▶ **GIVEN PROBLEM**
Count how many lines hold the string "this". Give that number alone.
====== DATA
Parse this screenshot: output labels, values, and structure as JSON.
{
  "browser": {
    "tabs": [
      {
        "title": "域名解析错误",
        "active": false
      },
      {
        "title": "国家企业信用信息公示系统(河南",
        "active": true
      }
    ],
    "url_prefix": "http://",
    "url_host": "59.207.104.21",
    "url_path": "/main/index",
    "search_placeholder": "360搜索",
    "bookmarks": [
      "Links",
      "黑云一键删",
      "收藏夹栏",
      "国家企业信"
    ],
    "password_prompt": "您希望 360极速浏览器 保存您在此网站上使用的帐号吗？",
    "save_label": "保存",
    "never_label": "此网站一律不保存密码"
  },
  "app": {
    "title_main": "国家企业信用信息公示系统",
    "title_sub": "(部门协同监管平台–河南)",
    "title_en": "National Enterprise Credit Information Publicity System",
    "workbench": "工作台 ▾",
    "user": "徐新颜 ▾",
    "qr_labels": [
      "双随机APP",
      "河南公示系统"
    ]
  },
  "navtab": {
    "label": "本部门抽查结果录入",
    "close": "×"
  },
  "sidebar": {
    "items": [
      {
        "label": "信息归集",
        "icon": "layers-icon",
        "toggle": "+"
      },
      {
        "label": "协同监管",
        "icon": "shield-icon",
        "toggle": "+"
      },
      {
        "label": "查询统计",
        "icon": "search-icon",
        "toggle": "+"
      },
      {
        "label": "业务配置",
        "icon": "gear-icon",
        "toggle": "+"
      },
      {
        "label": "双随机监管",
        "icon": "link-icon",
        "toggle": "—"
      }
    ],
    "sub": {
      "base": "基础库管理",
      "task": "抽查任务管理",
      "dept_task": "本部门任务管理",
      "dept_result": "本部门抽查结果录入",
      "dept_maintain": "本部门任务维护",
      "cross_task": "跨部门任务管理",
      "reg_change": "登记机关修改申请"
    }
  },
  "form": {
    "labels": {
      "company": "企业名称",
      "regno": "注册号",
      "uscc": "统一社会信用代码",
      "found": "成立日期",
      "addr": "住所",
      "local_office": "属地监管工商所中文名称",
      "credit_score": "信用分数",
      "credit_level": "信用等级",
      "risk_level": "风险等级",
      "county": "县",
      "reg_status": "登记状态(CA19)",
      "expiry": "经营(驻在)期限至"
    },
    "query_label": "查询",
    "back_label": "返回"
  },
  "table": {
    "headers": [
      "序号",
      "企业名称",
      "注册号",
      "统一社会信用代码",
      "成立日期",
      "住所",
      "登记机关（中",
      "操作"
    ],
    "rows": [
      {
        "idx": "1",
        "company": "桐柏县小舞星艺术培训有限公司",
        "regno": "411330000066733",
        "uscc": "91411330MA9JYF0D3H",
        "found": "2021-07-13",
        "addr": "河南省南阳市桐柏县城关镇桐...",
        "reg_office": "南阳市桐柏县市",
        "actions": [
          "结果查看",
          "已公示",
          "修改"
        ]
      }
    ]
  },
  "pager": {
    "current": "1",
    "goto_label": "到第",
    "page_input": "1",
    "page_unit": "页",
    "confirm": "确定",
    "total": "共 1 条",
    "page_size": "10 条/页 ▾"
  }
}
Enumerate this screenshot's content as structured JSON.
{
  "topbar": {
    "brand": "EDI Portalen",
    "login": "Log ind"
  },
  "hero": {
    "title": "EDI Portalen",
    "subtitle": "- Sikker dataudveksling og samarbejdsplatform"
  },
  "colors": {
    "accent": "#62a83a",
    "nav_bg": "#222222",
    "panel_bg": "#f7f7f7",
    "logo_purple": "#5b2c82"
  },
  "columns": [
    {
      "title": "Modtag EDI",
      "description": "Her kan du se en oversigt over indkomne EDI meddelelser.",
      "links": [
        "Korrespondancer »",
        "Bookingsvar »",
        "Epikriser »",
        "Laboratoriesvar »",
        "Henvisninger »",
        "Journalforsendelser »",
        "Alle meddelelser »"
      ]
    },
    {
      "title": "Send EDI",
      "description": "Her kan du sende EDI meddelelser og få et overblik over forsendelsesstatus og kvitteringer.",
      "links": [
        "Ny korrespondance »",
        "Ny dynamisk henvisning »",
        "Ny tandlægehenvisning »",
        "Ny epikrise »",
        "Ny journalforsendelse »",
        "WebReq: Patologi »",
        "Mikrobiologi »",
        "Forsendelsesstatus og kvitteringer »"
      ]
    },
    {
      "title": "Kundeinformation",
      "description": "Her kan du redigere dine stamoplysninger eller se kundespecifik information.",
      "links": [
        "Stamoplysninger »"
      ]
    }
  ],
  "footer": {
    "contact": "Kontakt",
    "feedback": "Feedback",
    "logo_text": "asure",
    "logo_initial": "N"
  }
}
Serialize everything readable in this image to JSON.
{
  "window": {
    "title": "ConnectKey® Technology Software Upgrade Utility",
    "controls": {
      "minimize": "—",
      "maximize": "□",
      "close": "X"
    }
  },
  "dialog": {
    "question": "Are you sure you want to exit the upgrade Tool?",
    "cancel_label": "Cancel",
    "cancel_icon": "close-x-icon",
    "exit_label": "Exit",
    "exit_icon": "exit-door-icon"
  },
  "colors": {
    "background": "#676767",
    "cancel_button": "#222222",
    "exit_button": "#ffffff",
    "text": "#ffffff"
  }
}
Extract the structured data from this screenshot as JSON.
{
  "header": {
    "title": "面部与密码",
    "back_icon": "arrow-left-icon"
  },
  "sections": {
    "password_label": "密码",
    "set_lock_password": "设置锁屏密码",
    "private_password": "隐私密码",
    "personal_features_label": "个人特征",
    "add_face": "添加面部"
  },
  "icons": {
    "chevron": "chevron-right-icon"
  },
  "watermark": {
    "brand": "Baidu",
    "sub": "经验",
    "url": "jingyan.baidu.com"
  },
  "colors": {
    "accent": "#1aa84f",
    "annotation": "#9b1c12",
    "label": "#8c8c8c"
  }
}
============
▶ **ANSWER FOR THE TASK**
4